> _AIM OF THE TASK_
Copy everything in the bacteriocin P7 methods passage from "The MIC was" down to "drug (Banerjee et al., 2017).".

Qingdao Stantec Standard Testing Company, Shandong, China, conducted the LC‒MS/MS analysis of bacteriocin P7 (Selvam et al., 2021). The sample was processed before mass spectrometry analysis: total bacteriocin was extracted, enzymatically digested, and desalted, and the supernatant was left. Separation was carried out on a chromatographic column with an injection volume of 1 μL. Equilibration was performed with 92% liquid A (0.1% formic acid aqueous solution). The relevant liquid‒phase gradient was set as follows: 0–98 min, the linear gradient of liquid B (0.1% formic acid acetonitrile aqueous solution (80% acetonitrile)) was from 8% to 28%; 98–113 min, the linear gradient of liquid B was from 28% to 37%; 113–117 min, the linear gradient of liquid B was from 37% to 100%; and 117–---- 120 min, liquid B was maintained at 100%. Mass spectrometry analysis was performed on a Thermo QE HF mass spectrometer (Thermo Fisher) with an analysis duration of 120 min. Detection mode: positive ions. The mass‒charge ratios of the peptides and fragments of the peptides were determined according to the following method: 20 fragment profiles were collected after each full scan (MS2 scan). The scanning range was 400–1800, the primary resolution was 60,000, the secondary resolution was 15,000, and the collision energy was CE28eV. The bacteriocin identification results were obtained by searching the corresponding databases with Proteome Discoverer 2.5 (Banerjee et al., 2017).

2.8 Analysis of the bacteriocin propertie

2.8.1 Minimum inhibitory concentration (MIC)

The MIC was determined via a twofold micro broth dilution method. One hundred microlitres of S. aureus were diluted 1 × 10⁻³ times with LB, 100 μL of diluted S. aureus was added to 96-well plates, and then 100 μL of bacteriocin was serially diluted in 96-well plates containing indicator bacteria. At the same time, the wells containing bacteriocin and indicator bacteria were used as the control, and bacterial growth was observed after 16 h at 37°C. As a control, bacterial growth was observed at 37°C for 16 h. The lowest concentration at which the medium was clear to the naked eye and no bacterial growth was observed was judged to be the lowest inhibitory concentration of the drug (Banerjee et al., 2017).

> _ENTRIES SUPPLIED_
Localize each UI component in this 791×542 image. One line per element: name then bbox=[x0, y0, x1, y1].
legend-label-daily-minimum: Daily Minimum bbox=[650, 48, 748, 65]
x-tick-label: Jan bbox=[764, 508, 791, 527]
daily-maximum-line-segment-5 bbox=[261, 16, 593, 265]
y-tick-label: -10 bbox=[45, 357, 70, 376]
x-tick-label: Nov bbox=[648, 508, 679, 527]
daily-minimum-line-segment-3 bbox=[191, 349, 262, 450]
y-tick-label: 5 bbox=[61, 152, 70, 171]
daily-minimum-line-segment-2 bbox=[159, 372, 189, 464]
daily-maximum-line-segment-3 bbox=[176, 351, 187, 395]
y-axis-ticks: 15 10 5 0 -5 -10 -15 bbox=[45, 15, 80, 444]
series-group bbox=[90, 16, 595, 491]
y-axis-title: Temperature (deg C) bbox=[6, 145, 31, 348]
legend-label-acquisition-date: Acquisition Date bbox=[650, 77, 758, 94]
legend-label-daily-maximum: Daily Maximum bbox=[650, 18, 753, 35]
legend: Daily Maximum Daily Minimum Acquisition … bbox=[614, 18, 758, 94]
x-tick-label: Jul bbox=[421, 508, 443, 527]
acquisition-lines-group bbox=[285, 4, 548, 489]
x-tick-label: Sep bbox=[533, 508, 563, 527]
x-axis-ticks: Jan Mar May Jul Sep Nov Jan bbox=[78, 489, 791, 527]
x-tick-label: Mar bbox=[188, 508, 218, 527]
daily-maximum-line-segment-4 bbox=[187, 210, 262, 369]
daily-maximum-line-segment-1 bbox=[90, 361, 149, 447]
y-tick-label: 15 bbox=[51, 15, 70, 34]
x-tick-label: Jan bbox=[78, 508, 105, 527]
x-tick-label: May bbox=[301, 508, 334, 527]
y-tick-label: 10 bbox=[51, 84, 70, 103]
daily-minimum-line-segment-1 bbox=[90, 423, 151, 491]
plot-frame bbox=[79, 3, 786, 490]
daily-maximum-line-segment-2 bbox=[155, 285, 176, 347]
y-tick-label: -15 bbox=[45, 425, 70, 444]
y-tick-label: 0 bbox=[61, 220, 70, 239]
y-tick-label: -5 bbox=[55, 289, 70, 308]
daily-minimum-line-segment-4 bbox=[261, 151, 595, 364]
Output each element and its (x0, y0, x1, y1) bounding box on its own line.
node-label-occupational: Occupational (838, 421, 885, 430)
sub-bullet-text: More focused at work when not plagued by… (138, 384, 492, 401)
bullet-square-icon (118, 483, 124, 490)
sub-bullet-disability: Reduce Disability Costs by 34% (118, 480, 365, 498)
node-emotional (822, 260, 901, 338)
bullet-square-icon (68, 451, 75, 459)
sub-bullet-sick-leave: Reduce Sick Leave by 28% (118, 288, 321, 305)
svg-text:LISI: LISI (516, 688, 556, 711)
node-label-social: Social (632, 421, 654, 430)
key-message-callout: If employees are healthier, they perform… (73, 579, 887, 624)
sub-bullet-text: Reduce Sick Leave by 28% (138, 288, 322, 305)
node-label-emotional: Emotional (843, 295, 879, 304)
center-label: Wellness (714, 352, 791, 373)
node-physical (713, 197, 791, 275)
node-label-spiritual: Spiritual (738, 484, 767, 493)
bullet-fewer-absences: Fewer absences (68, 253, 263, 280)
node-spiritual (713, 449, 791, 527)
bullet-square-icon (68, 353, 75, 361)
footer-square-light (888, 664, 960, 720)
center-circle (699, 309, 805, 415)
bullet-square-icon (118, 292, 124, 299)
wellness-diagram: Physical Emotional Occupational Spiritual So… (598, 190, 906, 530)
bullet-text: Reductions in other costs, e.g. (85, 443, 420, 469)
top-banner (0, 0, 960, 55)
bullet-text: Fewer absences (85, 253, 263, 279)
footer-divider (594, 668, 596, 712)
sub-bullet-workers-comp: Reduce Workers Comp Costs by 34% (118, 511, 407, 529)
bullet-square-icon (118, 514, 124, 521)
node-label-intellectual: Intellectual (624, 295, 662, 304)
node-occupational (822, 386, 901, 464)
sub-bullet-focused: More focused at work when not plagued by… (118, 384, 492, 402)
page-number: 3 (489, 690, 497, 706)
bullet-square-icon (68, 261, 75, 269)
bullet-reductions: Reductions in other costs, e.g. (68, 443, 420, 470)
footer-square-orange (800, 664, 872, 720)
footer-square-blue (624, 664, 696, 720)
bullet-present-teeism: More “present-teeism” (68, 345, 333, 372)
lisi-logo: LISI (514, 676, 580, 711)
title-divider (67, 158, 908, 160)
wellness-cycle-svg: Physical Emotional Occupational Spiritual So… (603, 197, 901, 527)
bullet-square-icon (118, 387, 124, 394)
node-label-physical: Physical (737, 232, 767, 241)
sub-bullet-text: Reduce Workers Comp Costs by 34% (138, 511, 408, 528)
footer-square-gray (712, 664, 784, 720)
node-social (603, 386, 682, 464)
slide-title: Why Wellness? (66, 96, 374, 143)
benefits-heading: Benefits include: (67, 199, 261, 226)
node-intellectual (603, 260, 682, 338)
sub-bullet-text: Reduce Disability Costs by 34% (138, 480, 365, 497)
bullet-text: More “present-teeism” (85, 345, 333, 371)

> _ANSWER_
The MIC was determined via a twofold micro broth dilution method. One hundred microlitres of S. aureus were diluted 1 × 10⁻³ times with LB, 100 μL of diluted S. aureus was added to 96-well plates, and then 100 μL of bacteriocin was serially diluted in 96-well plates containing indicator bacteria. At the same time, the wells containing bacteriocin and indicator bacteria were used as the control, and bacterial growth was observed after 16 h at 37°C. As a control, bacterial growth was observed at 37°C for 16 h. The lowest concentration at which the medium was clear to the naked eye and no bacterial growth was observed was judged to be the lowest inhibitory concentration of the drug (Banerjee et al., 2017).